Data provided »
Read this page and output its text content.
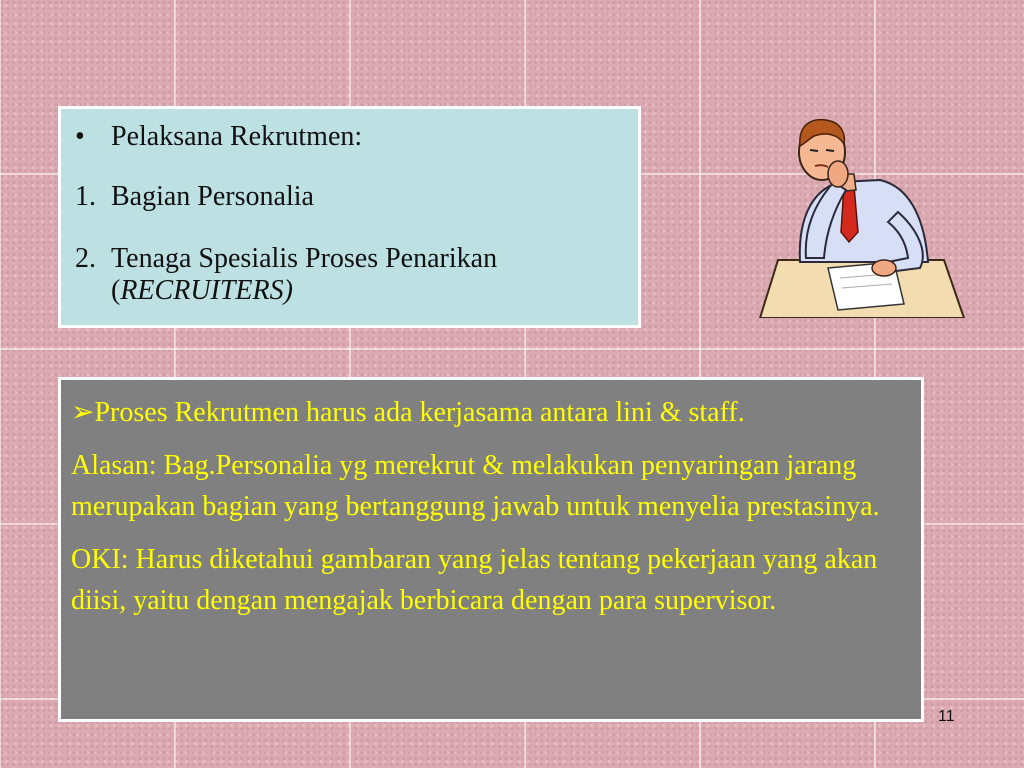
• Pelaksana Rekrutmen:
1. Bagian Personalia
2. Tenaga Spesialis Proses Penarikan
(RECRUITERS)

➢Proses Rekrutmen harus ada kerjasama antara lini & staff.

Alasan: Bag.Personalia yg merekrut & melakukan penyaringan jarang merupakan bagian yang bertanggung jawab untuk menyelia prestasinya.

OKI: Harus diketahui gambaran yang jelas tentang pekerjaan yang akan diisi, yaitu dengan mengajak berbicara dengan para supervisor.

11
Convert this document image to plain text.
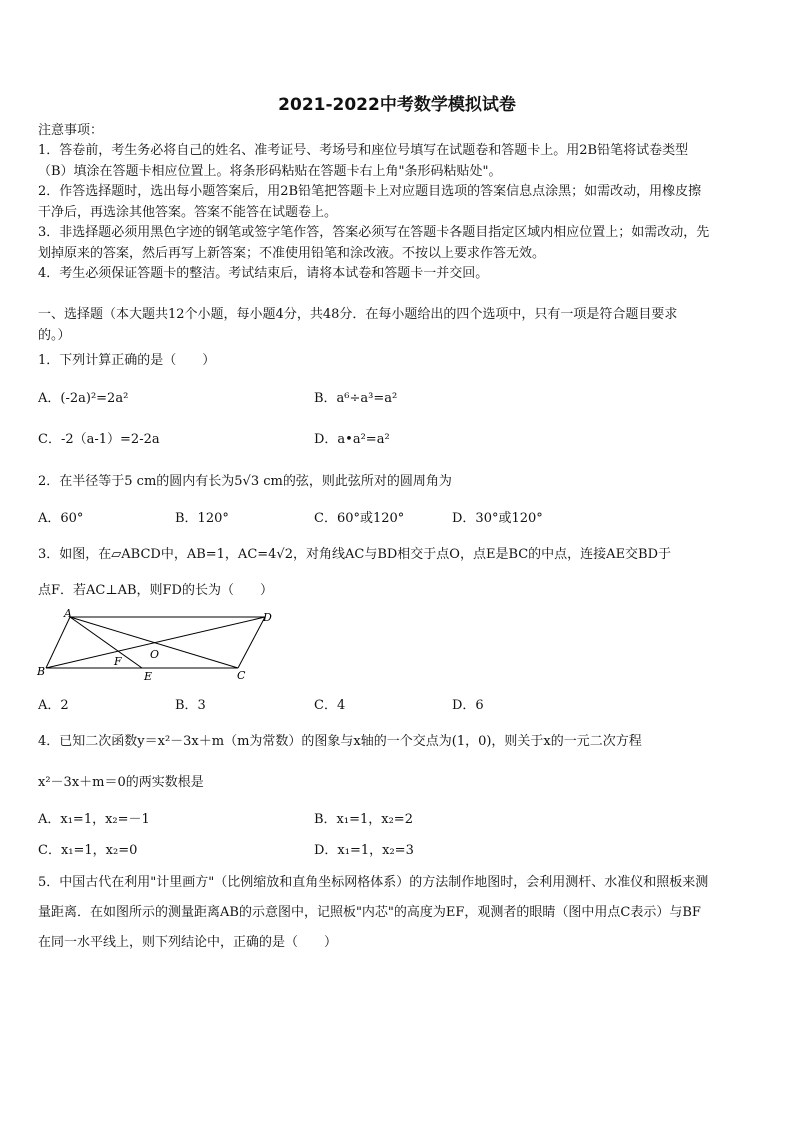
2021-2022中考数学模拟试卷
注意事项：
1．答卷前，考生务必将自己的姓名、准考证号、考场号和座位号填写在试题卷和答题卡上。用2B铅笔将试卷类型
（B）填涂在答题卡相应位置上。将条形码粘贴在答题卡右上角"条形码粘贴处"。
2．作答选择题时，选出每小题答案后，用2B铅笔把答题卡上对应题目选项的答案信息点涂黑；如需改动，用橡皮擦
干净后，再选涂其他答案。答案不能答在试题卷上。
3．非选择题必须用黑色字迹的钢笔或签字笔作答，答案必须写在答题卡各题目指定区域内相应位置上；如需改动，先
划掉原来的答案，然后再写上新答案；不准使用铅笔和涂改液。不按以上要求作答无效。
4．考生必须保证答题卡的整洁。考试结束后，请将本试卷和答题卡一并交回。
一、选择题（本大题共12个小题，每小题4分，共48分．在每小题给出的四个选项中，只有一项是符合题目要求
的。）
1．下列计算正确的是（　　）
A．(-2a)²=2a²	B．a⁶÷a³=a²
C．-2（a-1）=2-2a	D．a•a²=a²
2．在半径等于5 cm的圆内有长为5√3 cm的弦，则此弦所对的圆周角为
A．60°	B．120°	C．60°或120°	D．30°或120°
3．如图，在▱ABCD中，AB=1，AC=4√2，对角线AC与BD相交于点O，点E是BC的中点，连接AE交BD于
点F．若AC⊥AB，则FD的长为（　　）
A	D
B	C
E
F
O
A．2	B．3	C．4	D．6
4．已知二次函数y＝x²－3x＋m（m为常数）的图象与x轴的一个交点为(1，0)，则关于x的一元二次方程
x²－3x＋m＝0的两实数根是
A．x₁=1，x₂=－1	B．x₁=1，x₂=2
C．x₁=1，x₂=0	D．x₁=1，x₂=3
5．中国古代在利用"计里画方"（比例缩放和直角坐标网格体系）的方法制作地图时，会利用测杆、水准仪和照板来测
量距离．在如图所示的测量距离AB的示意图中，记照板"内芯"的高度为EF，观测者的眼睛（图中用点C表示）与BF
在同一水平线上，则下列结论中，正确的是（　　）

--

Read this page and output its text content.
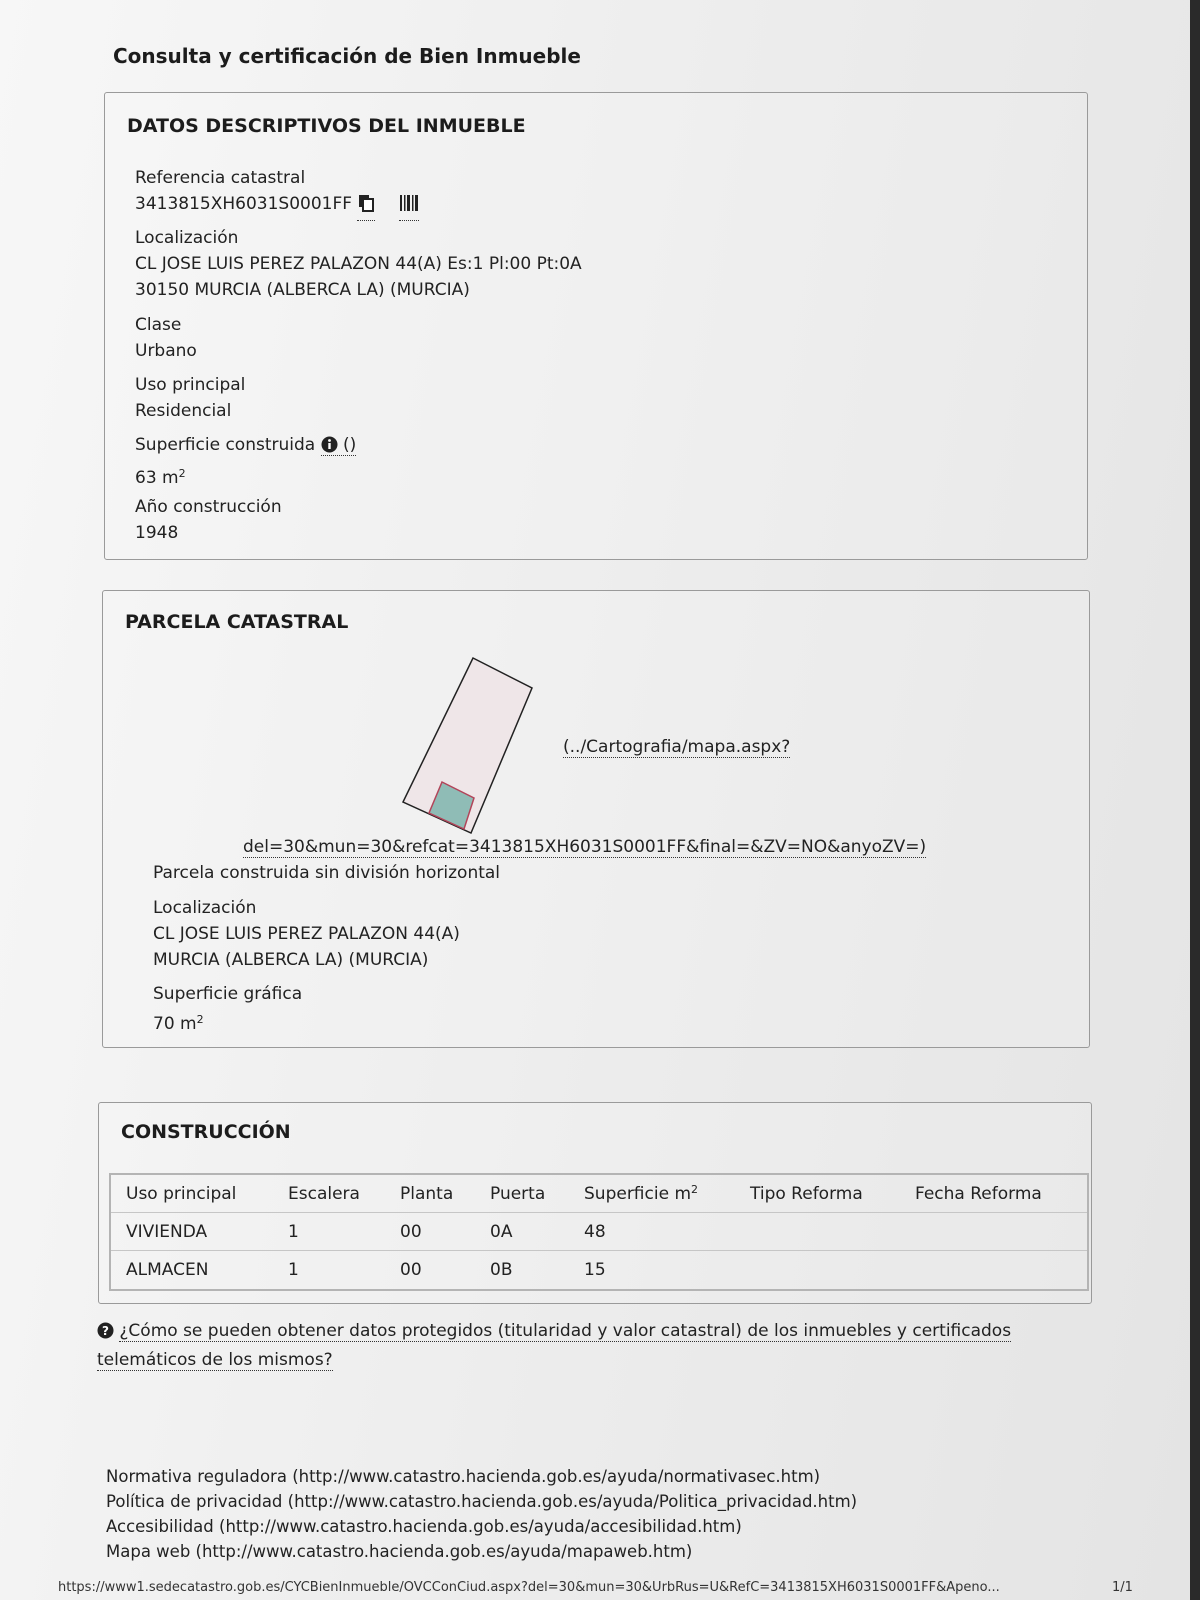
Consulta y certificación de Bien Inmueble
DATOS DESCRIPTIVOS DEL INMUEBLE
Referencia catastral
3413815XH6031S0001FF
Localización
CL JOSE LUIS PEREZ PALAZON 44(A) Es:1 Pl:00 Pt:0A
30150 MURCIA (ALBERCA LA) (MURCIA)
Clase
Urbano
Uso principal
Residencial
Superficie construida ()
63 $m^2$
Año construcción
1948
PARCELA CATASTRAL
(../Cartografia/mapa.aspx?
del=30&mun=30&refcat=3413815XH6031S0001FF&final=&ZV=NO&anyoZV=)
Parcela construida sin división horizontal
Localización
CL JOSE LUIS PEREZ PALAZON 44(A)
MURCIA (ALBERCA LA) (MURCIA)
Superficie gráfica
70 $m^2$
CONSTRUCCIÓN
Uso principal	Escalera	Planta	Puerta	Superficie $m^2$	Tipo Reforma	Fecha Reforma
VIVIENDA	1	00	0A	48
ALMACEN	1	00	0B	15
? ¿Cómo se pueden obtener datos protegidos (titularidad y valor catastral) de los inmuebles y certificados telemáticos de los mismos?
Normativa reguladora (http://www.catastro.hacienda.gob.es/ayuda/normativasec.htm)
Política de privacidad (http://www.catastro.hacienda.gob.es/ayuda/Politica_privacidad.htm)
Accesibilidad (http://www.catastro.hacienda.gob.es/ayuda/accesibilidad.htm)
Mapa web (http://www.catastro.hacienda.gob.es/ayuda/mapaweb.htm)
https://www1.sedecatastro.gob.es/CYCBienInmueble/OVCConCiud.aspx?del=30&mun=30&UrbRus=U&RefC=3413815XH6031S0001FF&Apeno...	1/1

Given problem » Copy out every line where the word "PALAZON" occurs.

Task answer »
CL JOSE LUIS PEREZ PALAZON 44(A) Es:1 Pl:00 Pt:0A
CL JOSE LUIS PEREZ PALAZON 44(A)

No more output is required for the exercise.